Stored records
-.-.-

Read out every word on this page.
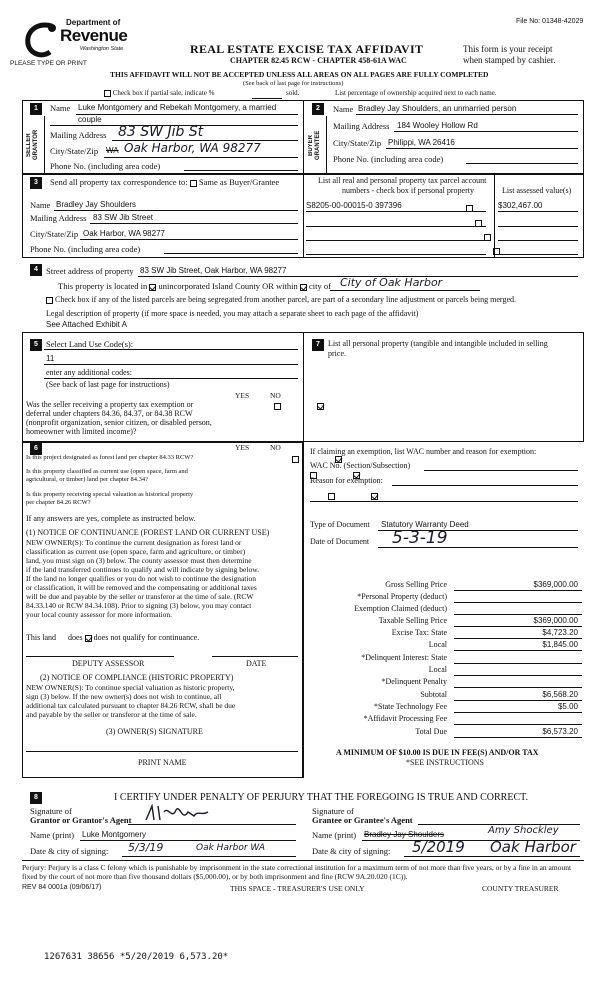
File No: 01348-42029
Department of
Revenue
Washington State
PLEASE TYPE OR PRINT
REAL ESTATE EXCISE TAX AFFIDAVIT
CHAPTER 82.45 RCW - CHAPTER 458-61A WAC
This form is your receipt
when stamped by cashier.
THIS AFFIDAVIT WILL NOT BE ACCEPTED UNLESS ALL AREAS ON ALL PAGES ARE FULLY COMPLETED
(See back of last page for instructions)
Check box if partial sale, indicate %	sold.	List percentage of ownership acquired next to each name.
1
SELLER GRANTOR
Name Luke Montgomery and Rebekah Montgomery, a married
couple
Mailing Address 83 SW Jib St
City/State/Zip WA Oak Harbor, WA 98277
Phone No. (including area code)
2
BUYER GRANTEE
Name Bradley Jay Shoulders, an unmarried person
Mailing Address 184 Wooley Hollow Rd
City/State/Zip Philippi, WA 26416
Phone No. (including area code)
3	Send all property tax correspondence to: Same as Buyer/Grantee
Name Bradley Jay Shoulders
Mailing Address 83 SW Jib Street
City/State/Zip Oak Harbor, WA 98277
Phone No. (including area code)
List all real and personal property tax parcel account
numbers - check box if personal property	List assessed value(s)
S8205-00-00015-0 397396	$302,467.00

4 Street address of property 83 SW Jib Street, Oak Harbor, WA 98277
This property is located in unincorporated Island County OR within city of City of Oak Harbor
Check box if any of the listed parcels are being segregated from another parcel, are part of a secondary line adjustment or parcels being merged.
Legal description of property (if more space is needed, you may attach a separate sheet to each page of the affidavit)
See Attached Exhibit A
5 Select Land Use Code(s):
11
enter any additional codes:
(See back of last page for instructions)
YES	NO
Was the seller receiving a property tax exemption or
deferral under chapters 84.36, 84.37, or 84.38 RCW
(nonprofit organization, senior citizen, or disabled person,
homeowner with limited income)?

7	List all personal property (tangible and intangible included in selling
price.
6	YES	NO
Is this project designated as forest land per chapter 84.33 RCW?

Is this property classified as current use (open space, farm and
agricultural, or timber) land per chapter 84.34?

Is this property receiving special valuation as historical property
per chapter 84.26 RCW?

If any answers are yes, complete as instructed below.
(1) NOTICE OF CONTINUANCE (FOREST LAND OR CURRENT USE)
NEW OWNER(S): To continue the current designation as forest land or
classification as current use (open space, farm and agriculture, or timber)
land, you must sign on (3) below. The county assessor must then determine
if the land transferred continues to qualify and will indicate by signing below.
If the land no longer qualifies or you do not wish to continue the designation
or classification, it will be removed and the compensating or additional taxes
will be due and payable by the seller or transferor at the time of sale. (RCW
84.33.140 or RCW 84.34.108). Prior to signing (3) below, you may contact
your local county assessor for more information.
This land does does not qualify for continuance.
DEPUTY ASSESSOR	DATE
(2) NOTICE OF COMPLIANCE (HISTORIC PROPERTY)
NEW OWNER(S): To continue special valuation as historic property,
sign (3) below. If the new owner(s) does not wish to continue, all
additional tax calculated pursuant to chapter 84.26 RCW, shall be due
and payable by the seller or transferor at the time of sale.
(3) OWNER(S) SIGNATURE
PRINT NAME
If claiming an exemption, list WAC number and reason for exemption:
WAC No. (Section/Subsection)
Reason for exemption:
Type of Document Statutory Warranty Deed
Date of Document 5-3-19
Gross Selling Price	$369,000.00
*Personal Property (deduct)
Exemption Claimed (deduct)
Taxable Selling Price	$369,000.00
Excise Tax: State	$4,723.20
Local	$1,845.00
*Delinquent Interest: State
Local
*Delinquent Penalty
Subtotal	$6,568.20
*State Technology Fee	$5.00
*Affidavit Processing Fee
Total Due	$6,573.20
A MINIMUM OF $10.00 IS DUE IN FEE(S) AND/OR TAX
*SEE INSTRUCTIONS
8	I CERTIFY UNDER PENALTY OF PERJURY THAT THE FOREGOING IS TRUE AND CORRECT.
Signature of
Grantor or Grantor's Agent
Name (print) Luke Montgomery
Date & city of signing: 5/3/19	Oak Harbor WA
Signature of
Grantee or Grantee's Agent
Name (print) Bradley Jay Shoulders	Amy Shockley
Date & city of signing: 5/2019 Oak Harbor
Perjury: Perjury is a class C felony which is punishable by imprisonment in the state correctional institution for a maximum term of not more than five years, or by a fine in an amount fixed by the court of not more than five thousand dollars ($5,000.00), or by both imprisonment and fine (RCW 9A.20.020 (1C)).
REV 84 0001a (09/06/17)	THIS SPACE - TREASURER'S USE ONLY	COUNTY TREASURER
1267631 38656 *5/20/2019 6,573.20*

-.-.-

» **Your goal**
Reproduce every record above exactly, omitting the pictures.

» **Answer for this exercise**
Read out every word on this page.
File No: 01348-42029
Department of
Revenue
Washington State
PLEASE TYPE OR PRINT
REAL ESTATE EXCISE TAX AFFIDAVIT
CHAPTER 82.45 RCW - CHAPTER 458-61A WAC
This form is your receipt
when stamped by cashier.
THIS AFFIDAVIT WILL NOT BE ACCEPTED UNLESS ALL AREAS ON ALL PAGES ARE FULLY COMPLETED
(See back of last page for instructions)
Check box if partial sale, indicate %	sold.	List percentage of ownership acquired next to each name.
1
SELLER GRANTOR
Name Luke Montgomery and Rebekah Montgomery, a married
couple
Mailing Address 83 SW Jib St
City/State/Zip WA Oak Harbor, WA 98277
Phone No. (including area code)
2
BUYER GRANTEE
Name Bradley Jay Shoulders, an unmarried person
Mailing Address 184 Wooley Hollow Rd
City/State/Zip Philippi, WA 26416
Phone No. (including area code)
3	Send all property tax correspondence to: Same as Buyer/Grantee
Name Bradley Jay Shoulders
Mailing Address 83 SW Jib Street
City/State/Zip Oak Harbor, WA 98277
Phone No. (including area code)
List all real and personal property tax parcel account
numbers - check box if personal property	List assessed value(s)
S8205-00-00015-0 397396	$302,467.00

4 Street address of property 83 SW Jib Street, Oak Harbor, WA 98277
This property is located in unincorporated Island County OR within city of City of Oak Harbor
Check box if any of the listed parcels are being segregated from another parcel, are part of a secondary line adjustment or parcels being merged.
Legal description of property (if more space is needed, you may attach a separate sheet to each page of the affidavit)
See Attached Exhibit A
5 Select Land Use Code(s):
11
enter any additional codes:
(See back of last page for instructions)
YES	NO
Was the seller receiving a property tax exemption or
deferral under chapters 84.36, 84.37, or 84.38 RCW
(nonprofit organization, senior citizen, or disabled person,
homeowner with limited income)?

7	List all personal property (tangible and intangible included in selling
price.
6	YES	NO
Is this project designated as forest land per chapter 84.33 RCW?

Is this property classified as current use (open space, farm and
agricultural, or timber) land per chapter 84.34?

Is this property receiving special valuation as historical property
per chapter 84.26 RCW?

If any answers are yes, complete as instructed below.
(1) NOTICE OF CONTINUANCE (FOREST LAND OR CURRENT USE)
NEW OWNER(S): To continue the current designation as forest land or
classification as current use (open space, farm and agriculture, or timber)
land, you must sign on (3) below. The county assessor must then determine
if the land transferred continues to qualify and will indicate by signing below.
If the land no longer qualifies or you do not wish to continue the designation
or classification, it will be removed and the compensating or additional taxes
will be due and payable by the seller or transferor at the time of sale. (RCW
84.33.140 or RCW 84.34.108). Prior to signing (3) below, you may contact
your local county assessor for more information.
This land does does not qualify for continuance.
DEPUTY ASSESSOR	DATE
(2) NOTICE OF COMPLIANCE (HISTORIC PROPERTY)
NEW OWNER(S): To continue special valuation as historic property,
sign (3) below. If the new owner(s) does not wish to continue, all
additional tax calculated pursuant to chapter 84.26 RCW, shall be due
and payable by the seller or transferor at the time of sale.
(3) OWNER(S) SIGNATURE
PRINT NAME
If claiming an exemption, list WAC number and reason for exemption:
WAC No. (Section/Subsection)
Reason for exemption:
Type of Document Statutory Warranty Deed
Date of Document 5-3-19
Gross Selling Price	$369,000.00
*Personal Property (deduct)
Exemption Claimed (deduct)
Taxable Selling Price	$369,000.00
Excise Tax: State	$4,723.20
Local	$1,845.00
*Delinquent Interest: State
Local
*Delinquent Penalty
Subtotal	$6,568.20
*State Technology Fee	$5.00
*Affidavit Processing Fee
Total Due	$6,573.20
A MINIMUM OF $10.00 IS DUE IN FEE(S) AND/OR TAX
*SEE INSTRUCTIONS
8	I CERTIFY UNDER PENALTY OF PERJURY THAT THE FOREGOING IS TRUE AND CORRECT.
Signature of
Grantor or Grantor's Agent
Name (print) Luke Montgomery
Date & city of signing: 5/3/19	Oak Harbor WA
Signature of
Grantee or Grantee's Agent
Name (print) Bradley Jay Shoulders	Amy Shockley
Date & city of signing: 5/2019 Oak Harbor
Perjury: Perjury is a class C felony which is punishable by imprisonment in the state correctional institution for a maximum term of not more than five years, or by a fine in an amount fixed by the court of not more than five thousand dollars ($5,000.00), or by both imprisonment and fine (RCW 9A.20.020 (1C)).
REV 84 0001a (09/06/17)	THIS SPACE - TREASURER'S USE ONLY	COUNTY TREASURER
1267631 38656 *5/20/2019 6,573.20*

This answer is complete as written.